• **Passage for review**:

--- START ---

In a first, no bids offered at Cook Inlet lease sale

No bidders showed up for a Cook Inlet oil and gas lease sale planned for May 5, and a top industry official blames a toxic political environment that has developed in Juneau over oil and gas tax legislation.

“It is no wonder there were no bids,” said Alaska Oil and Gas Association President and CEO Kara Moriarty. “What company would even consider new projects in Cook Inlet at a time when the Alaska Legislature is considering changes that will make it more expensive to operate in the basin?”

A top state official said other factors were in play, however.

“We attribute the lack of participation in this lease sale to a protracted period of low prices as well as a limited amount of available acreage around producing areas and infrastructure in Cook Inlet,” Division of Oil and Gas Director Corri Feige said in a statement. “The number of state oil and gas leases currently leased in Cook Inlet is above the historical average. Currently, there are 335 tracts leased in Cook Inlet, totaling over 911,000 acres of state land,” Feige said.

The sale is held annually in the spring and offers all unleased state-owned uplands and submerged lands in the Cook Inlet basin in Southcentral Alaska.

Moriarty said the message people should take from the no show of bidders, is that, “Alaska is an unpredictable, unstable, and uncertain place in which to do business.

“If the governor and sympathetic members of the Legislature make it even harder for companies to invest in Alaska, this lease sale result is likely just the beginning in a series of similar announcements. Either way, Alaska loses.”

--- END ---

• **Brief 1**:
From the Cook Inlet lease sale article, extract the passage starting with "A top state" and going on through "to do business.", copying it word for word.
• **Brief 2**:
Translate this sentence from the Cook Inlet lease sale article into Spanish: "The sale is held annually in the spring and offers all unleased state-owned uplands and submerged lands in the Cook Inlet basin in Southcentral Alaska."
The rows that come next are separate material with no connection to the Cook Inlet lease sale article.

[Dataset entries]
--- START ---

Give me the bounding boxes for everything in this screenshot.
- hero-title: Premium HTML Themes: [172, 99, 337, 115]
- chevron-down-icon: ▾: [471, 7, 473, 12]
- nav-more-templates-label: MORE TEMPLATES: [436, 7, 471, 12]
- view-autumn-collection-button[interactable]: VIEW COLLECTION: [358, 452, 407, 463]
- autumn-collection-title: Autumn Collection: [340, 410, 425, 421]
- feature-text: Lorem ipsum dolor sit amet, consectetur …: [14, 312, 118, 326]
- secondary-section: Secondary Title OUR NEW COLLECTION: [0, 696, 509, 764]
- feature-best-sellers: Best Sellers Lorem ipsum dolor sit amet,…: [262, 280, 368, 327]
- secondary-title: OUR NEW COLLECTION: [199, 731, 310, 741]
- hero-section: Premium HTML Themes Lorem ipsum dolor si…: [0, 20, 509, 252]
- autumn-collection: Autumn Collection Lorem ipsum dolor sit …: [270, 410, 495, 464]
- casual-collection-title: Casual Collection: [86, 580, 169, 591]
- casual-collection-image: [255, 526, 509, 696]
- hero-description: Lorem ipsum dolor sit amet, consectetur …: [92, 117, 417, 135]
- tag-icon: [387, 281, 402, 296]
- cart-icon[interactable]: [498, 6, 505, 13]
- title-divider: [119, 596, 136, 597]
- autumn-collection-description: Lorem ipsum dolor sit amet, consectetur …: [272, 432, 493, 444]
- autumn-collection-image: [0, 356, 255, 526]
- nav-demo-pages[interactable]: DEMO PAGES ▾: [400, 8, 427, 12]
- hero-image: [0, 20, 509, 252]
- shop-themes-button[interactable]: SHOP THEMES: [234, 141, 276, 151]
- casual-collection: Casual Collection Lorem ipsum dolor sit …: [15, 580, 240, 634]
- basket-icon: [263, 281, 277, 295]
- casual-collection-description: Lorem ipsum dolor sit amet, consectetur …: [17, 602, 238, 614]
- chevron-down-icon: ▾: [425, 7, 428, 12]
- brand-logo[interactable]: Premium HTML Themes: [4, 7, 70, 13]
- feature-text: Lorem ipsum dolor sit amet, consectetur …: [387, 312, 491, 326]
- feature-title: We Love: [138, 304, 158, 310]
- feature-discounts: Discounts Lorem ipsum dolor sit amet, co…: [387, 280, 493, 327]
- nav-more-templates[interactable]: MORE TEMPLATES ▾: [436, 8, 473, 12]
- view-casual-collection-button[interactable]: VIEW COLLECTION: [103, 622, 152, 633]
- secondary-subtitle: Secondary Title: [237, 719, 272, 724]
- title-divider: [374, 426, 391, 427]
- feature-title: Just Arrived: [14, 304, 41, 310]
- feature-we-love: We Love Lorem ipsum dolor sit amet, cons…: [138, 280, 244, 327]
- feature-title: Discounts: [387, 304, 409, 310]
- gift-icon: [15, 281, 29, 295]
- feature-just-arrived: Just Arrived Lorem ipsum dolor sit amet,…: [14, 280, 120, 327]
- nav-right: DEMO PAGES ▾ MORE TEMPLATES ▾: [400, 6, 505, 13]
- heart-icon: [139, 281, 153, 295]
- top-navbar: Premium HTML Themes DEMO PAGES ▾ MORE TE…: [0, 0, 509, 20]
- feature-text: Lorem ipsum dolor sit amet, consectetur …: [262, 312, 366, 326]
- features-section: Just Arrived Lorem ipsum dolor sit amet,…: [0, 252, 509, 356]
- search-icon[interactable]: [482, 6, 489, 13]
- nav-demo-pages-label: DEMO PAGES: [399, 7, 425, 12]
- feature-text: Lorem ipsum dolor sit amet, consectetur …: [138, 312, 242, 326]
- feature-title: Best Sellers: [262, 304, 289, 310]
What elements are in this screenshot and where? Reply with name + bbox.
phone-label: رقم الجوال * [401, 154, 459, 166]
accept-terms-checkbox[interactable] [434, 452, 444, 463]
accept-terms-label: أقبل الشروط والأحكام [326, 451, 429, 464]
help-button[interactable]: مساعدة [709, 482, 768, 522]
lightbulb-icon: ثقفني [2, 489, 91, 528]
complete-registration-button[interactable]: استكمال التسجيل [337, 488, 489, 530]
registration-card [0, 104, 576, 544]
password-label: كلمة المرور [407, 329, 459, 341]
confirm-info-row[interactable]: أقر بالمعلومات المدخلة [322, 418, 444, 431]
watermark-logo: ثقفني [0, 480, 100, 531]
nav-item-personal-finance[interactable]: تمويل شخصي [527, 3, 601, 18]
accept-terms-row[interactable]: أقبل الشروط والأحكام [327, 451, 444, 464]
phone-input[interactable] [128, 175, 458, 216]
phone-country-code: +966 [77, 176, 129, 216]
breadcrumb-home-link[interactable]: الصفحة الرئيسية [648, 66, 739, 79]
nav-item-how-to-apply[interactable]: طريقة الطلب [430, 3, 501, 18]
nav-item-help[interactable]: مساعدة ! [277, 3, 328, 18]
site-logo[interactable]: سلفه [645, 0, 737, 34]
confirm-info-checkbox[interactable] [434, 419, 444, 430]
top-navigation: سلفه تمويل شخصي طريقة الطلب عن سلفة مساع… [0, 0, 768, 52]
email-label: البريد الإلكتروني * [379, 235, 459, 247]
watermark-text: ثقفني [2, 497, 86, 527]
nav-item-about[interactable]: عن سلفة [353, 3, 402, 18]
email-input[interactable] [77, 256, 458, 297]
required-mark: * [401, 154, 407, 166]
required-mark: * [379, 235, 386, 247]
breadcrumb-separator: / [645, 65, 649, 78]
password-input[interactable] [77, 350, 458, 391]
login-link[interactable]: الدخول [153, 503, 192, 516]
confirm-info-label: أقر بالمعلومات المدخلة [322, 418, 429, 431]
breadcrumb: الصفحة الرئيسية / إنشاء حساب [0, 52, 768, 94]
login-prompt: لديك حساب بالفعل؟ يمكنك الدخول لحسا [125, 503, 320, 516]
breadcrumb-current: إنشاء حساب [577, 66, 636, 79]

--- END ---

• **Output 1**:
A top state official said other factors were in play, however.

“We attribute the lack of participation in this lease sale to a protracted period of low prices as well as a limited amount of available acreage around producing areas and infrastructure in Cook Inlet,” Division of Oil and Gas Director Corri Feige said in a statement. “The number of state oil and gas leases currently leased in Cook Inlet is above the historical average. Currently, there are 335 tracts leased in Cook Inlet, totaling over 911,000 acres of state land,” Feige said.

The sale is held annually in the spring and offers all unleased state-owned uplands and submerged lands in the Cook Inlet basin in Southcentral Alaska.

Moriarty said the message people should take from the no show of bidders, is that, “Alaska is an unpredictable, unstable, and uncertain place in which to do business.

• **Output 2**:
La venta se realiza anualmente en primavera y ofrece todas las tierras altas y tierras sumergidas de propiedad estatal no arrendadas en la cuenca de Cook Inlet, en el centro-sur de Alaska.